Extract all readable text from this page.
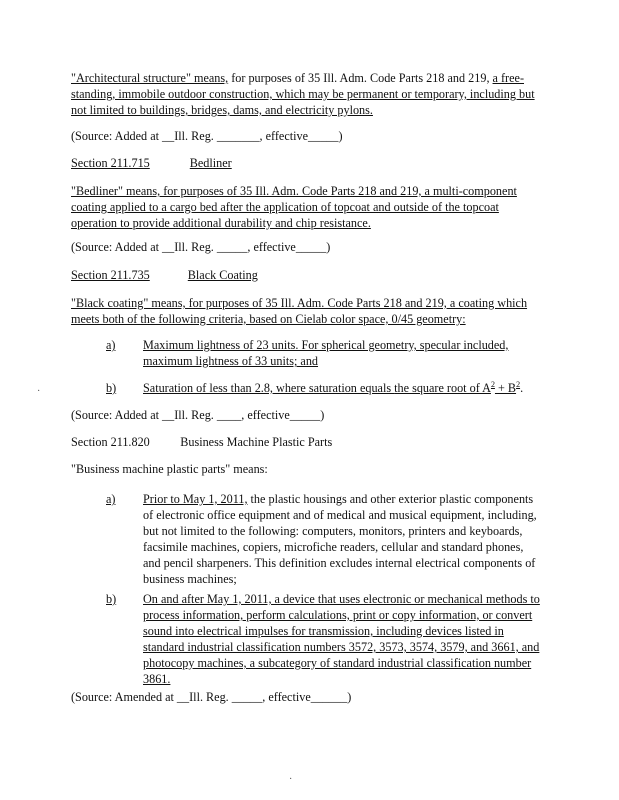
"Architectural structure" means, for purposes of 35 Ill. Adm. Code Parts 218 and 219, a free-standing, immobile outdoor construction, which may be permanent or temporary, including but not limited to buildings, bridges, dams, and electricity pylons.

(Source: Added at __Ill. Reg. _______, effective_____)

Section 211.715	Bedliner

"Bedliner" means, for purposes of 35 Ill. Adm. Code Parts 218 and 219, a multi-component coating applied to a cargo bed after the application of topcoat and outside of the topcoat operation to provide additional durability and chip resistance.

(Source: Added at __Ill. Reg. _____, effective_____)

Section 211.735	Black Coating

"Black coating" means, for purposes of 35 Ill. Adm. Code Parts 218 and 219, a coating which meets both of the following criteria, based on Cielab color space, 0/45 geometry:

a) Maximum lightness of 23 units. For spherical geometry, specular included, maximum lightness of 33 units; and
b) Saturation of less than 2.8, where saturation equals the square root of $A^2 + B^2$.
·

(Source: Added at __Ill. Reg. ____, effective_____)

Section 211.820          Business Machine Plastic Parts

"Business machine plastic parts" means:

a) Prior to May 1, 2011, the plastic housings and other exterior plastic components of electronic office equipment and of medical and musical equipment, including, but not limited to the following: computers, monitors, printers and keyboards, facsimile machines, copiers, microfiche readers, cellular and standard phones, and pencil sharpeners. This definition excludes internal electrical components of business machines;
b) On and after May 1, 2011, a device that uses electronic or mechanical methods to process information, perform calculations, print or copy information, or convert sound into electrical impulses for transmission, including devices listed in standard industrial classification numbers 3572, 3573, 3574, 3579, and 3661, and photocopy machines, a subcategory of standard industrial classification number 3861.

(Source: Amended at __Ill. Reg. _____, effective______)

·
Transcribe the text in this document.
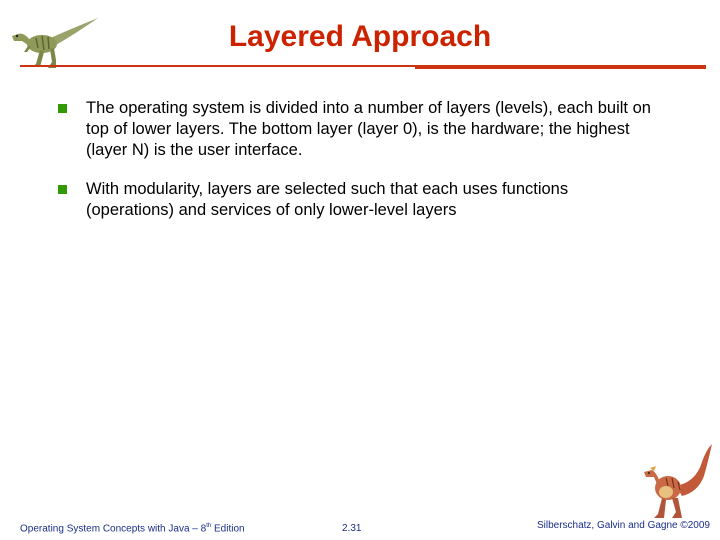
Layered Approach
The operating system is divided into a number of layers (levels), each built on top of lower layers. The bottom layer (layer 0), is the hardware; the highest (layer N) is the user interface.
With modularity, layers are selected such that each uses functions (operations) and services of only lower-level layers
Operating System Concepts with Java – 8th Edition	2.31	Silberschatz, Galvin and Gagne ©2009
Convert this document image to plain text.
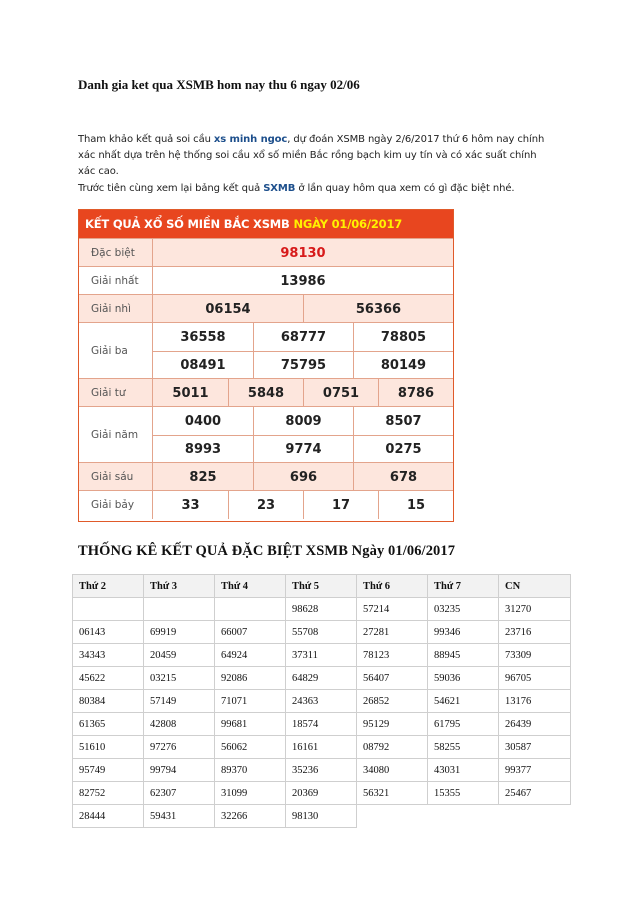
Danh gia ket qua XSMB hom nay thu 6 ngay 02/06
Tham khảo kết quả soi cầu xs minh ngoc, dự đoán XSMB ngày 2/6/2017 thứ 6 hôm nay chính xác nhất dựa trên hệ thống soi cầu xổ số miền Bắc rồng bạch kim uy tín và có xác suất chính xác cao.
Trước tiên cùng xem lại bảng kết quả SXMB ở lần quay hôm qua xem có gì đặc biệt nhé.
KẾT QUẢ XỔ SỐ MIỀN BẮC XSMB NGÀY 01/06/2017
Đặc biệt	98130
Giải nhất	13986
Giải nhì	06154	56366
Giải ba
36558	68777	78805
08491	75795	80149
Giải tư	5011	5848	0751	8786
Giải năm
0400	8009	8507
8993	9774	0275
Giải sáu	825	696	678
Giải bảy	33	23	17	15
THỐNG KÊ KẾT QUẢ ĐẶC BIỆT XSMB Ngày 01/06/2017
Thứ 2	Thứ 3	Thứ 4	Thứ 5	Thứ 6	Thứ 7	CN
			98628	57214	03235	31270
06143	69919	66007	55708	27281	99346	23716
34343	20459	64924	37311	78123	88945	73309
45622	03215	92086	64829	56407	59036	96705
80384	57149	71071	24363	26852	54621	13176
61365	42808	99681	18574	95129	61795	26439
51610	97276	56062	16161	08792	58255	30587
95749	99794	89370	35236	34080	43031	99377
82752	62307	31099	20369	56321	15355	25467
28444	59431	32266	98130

*Stated problem:*
All of the data above should be quoted exactly, except for the pictures.

*Expected answer:*
Extract all readable text from this page.
"Architectural structure" means, for purposes of 35 Ill. Adm. Code Parts 218 and 219, a free-standing, immobile outdoor construction, which may be permanent or temporary, including but not limited to buildings, bridges, dams, and electricity pylons.

(Source: Added at __Ill. Reg. _______, effective_____)

Section 211.715	Bedliner

"Bedliner" means, for purposes of 35 Ill. Adm. Code Parts 218 and 219, a multi-component coating applied to a cargo bed after the application of topcoat and outside of the topcoat operation to provide additional durability and chip resistance.

(Source: Added at __Ill. Reg. _____, effective_____)

Section 211.735	Black Coating

"Black coating" means, for purposes of 35 Ill. Adm. Code Parts 218 and 219, a coating which meets both of the following criteria, based on Cielab color space, 0/45 geometry:

a) Maximum lightness of 23 units. For spherical geometry, specular included, maximum lightness of 33 units; and
b) Saturation of less than 2.8, where saturation equals the square root of $A^2 + B^2$.
·

(Source: Added at __Ill. Reg. ____, effective_____)

Section 211.820          Business Machine Plastic Parts

"Business machine plastic parts" means:

a) Prior to May 1, 2011, the plastic housings and other exterior plastic components of electronic office equipment and of medical and musical equipment, including, but not limited to the following: computers, monitors, printers and keyboards, facsimile machines, copiers, microfiche readers, cellular and standard phones, and pencil sharpeners. This definition excludes internal electrical components of business machines;
b) On and after May 1, 2011, a device that uses electronic or mechanical methods to process information, perform calculations, print or copy information, or convert sound into electrical impulses for transmission, including devices listed in standard industrial classification numbers 3572, 3573, 3574, 3579, and 3661, and photocopy machines, a subcategory of standard industrial classification number 3861.

(Source: Amended at __Ill. Reg. _____, effective______)

·
Transcribe the text in this document.
Layered Approach
The operating system is divided into a number of layers (levels), each built on top of lower layers. The bottom layer (layer 0), is the hardware; the highest (layer N) is the user interface.
With modularity, layers are selected such that each uses functions (operations) and services of only lower-level layers
Operating System Concepts with Java – 8th Edition	2.31	Silberschatz, Galvin and Gagne ©2009
Convert this document image to plain text.
Danh gia ket qua XSMB hom nay thu 6 ngay 02/06
Tham khảo kết quả soi cầu xs minh ngoc, dự đoán XSMB ngày 2/6/2017 thứ 6 hôm nay chính xác nhất dựa trên hệ thống soi cầu xổ số miền Bắc rồng bạch kim uy tín và có xác suất chính xác cao.
Trước tiên cùng xem lại bảng kết quả SXMB ở lần quay hôm qua xem có gì đặc biệt nhé.
KẾT QUẢ XỔ SỐ MIỀN BẮC XSMB NGÀY 01/06/2017
Đặc biệt	98130
Giải nhất	13986
Giải nhì	06154	56366
Giải ba
36558	68777	78805
08491	75795	80149
Giải tư	5011	5848	0751	8786
Giải năm
0400	8009	8507
8993	9774	0275
Giải sáu	825	696	678
Giải bảy	33	23	17	15
THỐNG KÊ KẾT QUẢ ĐẶC BIỆT XSMB Ngày 01/06/2017
Thứ 2	Thứ 3	Thứ 4	Thứ 5	Thứ 6	Thứ 7	CN
			98628	57214	03235	31270
06143	69919	66007	55708	27281	99346	23716
34343	20459	64924	37311	78123	88945	73309
45622	03215	92086	64829	56407	59036	96705
80384	57149	71071	24363	26852	54621	13176
61365	42808	99681	18574	95129	61795	26439
51610	97276	56062	16161	08792	58255	30587
95749	99794	89370	35236	34080	43031	99377
82752	62307	31099	20369	56321	15355	25467
28444	59431	32266	98130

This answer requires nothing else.